:: Work to complete ::
Extract from the listing each line in which the word "icon" appears.

───── Records provided ─────

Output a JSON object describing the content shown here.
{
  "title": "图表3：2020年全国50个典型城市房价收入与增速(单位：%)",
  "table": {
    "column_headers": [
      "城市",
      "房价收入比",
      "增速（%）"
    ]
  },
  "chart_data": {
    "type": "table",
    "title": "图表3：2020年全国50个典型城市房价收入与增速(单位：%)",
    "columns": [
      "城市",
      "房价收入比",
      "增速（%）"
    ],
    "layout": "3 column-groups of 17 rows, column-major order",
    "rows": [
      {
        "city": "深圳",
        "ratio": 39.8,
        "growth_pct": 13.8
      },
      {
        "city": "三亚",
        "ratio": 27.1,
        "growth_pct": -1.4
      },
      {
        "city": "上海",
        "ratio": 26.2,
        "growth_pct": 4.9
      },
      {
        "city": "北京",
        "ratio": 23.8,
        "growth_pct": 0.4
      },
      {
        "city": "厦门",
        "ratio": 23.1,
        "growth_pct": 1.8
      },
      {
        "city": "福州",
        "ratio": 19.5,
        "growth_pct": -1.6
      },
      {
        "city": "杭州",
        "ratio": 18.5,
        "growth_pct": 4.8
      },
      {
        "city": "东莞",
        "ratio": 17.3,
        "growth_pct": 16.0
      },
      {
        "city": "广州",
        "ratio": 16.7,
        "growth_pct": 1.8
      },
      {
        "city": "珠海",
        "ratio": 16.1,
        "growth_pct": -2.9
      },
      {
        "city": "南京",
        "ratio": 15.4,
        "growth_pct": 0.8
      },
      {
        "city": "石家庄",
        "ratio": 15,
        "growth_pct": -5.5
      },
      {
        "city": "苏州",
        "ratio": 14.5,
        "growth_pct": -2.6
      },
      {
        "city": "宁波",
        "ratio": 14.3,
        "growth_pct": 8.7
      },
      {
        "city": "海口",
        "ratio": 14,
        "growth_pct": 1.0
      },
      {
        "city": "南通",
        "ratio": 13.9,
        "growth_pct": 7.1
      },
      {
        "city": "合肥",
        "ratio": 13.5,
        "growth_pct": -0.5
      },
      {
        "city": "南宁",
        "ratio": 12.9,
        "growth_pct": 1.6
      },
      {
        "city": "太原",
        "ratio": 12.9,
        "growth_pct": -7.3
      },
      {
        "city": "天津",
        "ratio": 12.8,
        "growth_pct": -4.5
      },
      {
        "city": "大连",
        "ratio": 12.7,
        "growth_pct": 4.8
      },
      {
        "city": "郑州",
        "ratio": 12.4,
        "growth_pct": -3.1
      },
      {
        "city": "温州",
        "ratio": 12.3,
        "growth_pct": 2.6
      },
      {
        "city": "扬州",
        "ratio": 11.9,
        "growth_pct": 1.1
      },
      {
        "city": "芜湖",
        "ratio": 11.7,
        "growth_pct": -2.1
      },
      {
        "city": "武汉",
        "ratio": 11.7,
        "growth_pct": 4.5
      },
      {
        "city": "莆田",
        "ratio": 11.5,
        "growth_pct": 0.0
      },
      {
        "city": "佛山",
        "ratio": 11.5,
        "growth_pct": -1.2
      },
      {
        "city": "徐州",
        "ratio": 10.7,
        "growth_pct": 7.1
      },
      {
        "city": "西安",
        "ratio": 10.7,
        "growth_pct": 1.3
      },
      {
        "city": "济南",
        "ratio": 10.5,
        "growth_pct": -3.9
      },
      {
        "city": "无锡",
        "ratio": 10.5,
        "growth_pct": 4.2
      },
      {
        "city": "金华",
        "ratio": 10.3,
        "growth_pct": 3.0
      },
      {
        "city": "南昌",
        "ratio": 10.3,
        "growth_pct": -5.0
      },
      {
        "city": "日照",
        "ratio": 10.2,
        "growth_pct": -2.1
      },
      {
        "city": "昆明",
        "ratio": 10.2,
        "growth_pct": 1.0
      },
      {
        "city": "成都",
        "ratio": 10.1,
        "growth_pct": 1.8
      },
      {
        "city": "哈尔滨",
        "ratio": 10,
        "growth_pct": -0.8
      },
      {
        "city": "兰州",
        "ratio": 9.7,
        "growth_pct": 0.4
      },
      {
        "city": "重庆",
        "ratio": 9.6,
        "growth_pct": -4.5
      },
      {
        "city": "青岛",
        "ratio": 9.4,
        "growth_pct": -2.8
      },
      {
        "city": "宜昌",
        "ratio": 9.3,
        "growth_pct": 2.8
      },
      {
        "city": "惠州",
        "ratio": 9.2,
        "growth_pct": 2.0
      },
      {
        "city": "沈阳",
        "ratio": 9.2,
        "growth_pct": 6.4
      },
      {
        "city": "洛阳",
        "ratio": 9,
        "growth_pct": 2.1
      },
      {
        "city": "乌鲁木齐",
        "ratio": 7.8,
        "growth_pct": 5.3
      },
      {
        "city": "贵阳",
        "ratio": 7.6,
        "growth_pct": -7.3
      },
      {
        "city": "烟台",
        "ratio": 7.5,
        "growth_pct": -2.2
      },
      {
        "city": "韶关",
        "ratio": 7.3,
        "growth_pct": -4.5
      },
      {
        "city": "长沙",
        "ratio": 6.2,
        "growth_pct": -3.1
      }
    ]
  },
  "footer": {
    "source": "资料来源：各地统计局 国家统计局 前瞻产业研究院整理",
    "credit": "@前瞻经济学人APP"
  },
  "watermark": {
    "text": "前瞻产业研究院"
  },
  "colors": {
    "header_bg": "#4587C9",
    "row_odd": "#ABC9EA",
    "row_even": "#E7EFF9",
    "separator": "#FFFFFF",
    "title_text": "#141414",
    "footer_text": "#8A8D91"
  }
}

─────
───── Records provided ─────

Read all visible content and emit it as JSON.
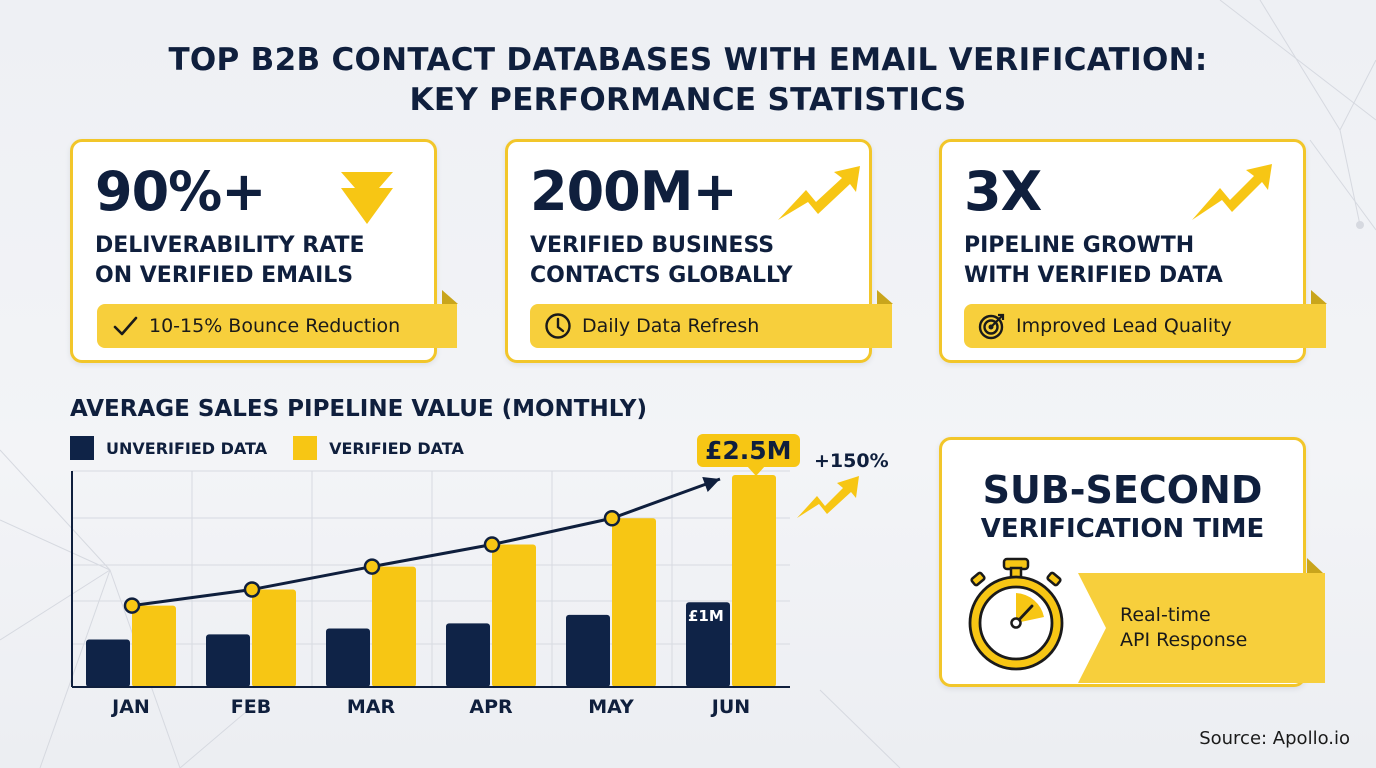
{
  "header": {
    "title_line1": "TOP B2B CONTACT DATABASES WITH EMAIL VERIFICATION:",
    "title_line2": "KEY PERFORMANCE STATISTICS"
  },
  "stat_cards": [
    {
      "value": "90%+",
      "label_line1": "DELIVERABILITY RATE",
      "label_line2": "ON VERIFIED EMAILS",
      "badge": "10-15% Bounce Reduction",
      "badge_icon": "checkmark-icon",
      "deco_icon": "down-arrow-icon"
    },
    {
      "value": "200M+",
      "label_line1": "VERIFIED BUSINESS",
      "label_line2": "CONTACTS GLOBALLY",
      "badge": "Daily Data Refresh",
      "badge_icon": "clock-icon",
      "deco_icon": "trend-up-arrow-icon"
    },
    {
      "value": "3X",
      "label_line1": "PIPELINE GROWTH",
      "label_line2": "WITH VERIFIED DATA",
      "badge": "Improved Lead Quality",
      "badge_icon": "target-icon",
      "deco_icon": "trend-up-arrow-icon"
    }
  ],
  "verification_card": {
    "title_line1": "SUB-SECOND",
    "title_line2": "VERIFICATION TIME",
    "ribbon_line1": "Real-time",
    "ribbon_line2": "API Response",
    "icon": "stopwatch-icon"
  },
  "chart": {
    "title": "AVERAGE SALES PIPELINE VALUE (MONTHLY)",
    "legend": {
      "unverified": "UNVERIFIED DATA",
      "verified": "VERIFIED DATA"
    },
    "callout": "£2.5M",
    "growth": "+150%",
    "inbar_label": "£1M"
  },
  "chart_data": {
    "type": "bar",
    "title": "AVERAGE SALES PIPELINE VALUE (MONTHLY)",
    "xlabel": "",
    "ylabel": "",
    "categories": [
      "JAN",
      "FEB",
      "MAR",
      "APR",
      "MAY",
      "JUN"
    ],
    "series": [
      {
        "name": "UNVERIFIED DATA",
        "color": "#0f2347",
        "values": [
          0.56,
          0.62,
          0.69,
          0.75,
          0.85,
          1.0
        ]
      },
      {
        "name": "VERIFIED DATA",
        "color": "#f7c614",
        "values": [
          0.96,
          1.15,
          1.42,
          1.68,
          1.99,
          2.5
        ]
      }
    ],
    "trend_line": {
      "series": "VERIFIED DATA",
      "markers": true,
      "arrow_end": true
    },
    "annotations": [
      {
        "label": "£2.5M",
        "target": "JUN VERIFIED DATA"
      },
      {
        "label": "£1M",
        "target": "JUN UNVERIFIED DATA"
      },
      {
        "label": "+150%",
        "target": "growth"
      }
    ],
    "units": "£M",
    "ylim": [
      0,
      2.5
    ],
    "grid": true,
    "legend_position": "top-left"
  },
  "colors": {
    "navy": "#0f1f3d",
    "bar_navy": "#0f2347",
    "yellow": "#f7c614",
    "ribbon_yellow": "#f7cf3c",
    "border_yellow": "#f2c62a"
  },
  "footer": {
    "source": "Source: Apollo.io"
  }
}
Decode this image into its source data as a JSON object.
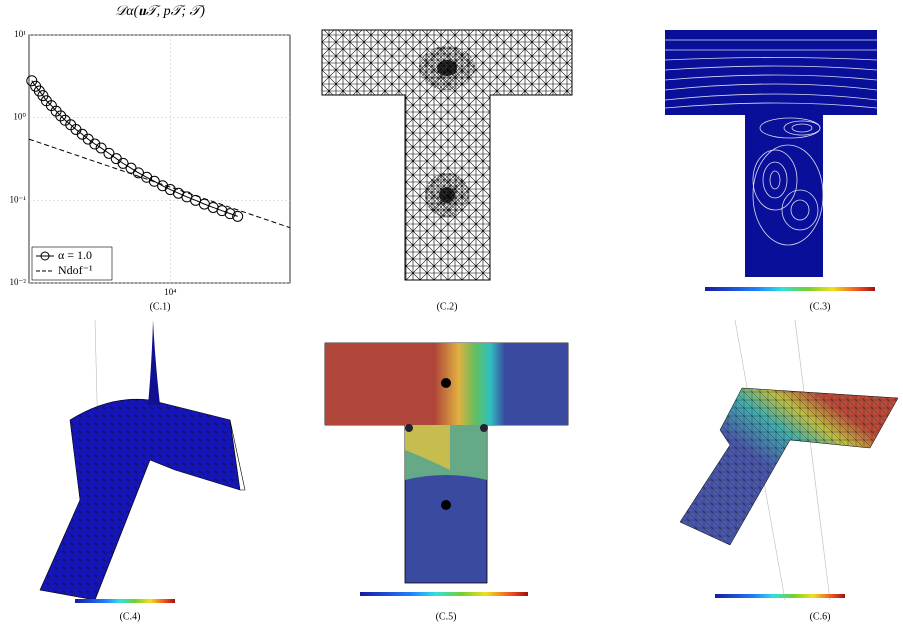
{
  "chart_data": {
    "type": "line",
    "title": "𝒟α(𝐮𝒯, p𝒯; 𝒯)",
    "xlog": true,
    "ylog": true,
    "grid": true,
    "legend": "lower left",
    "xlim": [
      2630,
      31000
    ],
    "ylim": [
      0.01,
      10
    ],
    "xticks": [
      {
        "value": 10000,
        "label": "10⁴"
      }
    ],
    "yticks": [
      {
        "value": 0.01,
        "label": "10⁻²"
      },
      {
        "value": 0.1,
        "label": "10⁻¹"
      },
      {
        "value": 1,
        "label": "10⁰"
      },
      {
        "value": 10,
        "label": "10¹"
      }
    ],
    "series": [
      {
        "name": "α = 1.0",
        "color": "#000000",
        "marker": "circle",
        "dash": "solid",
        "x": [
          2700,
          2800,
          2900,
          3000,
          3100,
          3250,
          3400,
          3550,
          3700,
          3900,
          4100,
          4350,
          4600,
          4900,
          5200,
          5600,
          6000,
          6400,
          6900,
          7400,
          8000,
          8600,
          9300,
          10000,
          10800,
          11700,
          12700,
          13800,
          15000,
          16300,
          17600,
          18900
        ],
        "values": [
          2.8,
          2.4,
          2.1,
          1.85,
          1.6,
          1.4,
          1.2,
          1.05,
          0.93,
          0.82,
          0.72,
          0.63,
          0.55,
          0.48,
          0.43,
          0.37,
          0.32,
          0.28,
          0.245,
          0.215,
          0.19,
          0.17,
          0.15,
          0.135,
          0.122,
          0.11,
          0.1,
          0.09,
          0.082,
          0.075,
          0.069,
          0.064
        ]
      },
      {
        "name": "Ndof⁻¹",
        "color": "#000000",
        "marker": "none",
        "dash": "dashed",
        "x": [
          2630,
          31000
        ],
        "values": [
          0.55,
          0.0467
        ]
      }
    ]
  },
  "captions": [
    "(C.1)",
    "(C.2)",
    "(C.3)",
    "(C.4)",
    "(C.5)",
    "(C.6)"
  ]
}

─────

:: Correct output ::
      "badge_icon": "checkmark-icon",
      "deco_icon": "down-arrow-icon"
      "badge_icon": "clock-icon",
      "deco_icon": "trend-up-arrow-icon"
      "badge_icon": "target-icon",
      "deco_icon": "trend-up-arrow-icon"
    "icon": "stopwatch-icon"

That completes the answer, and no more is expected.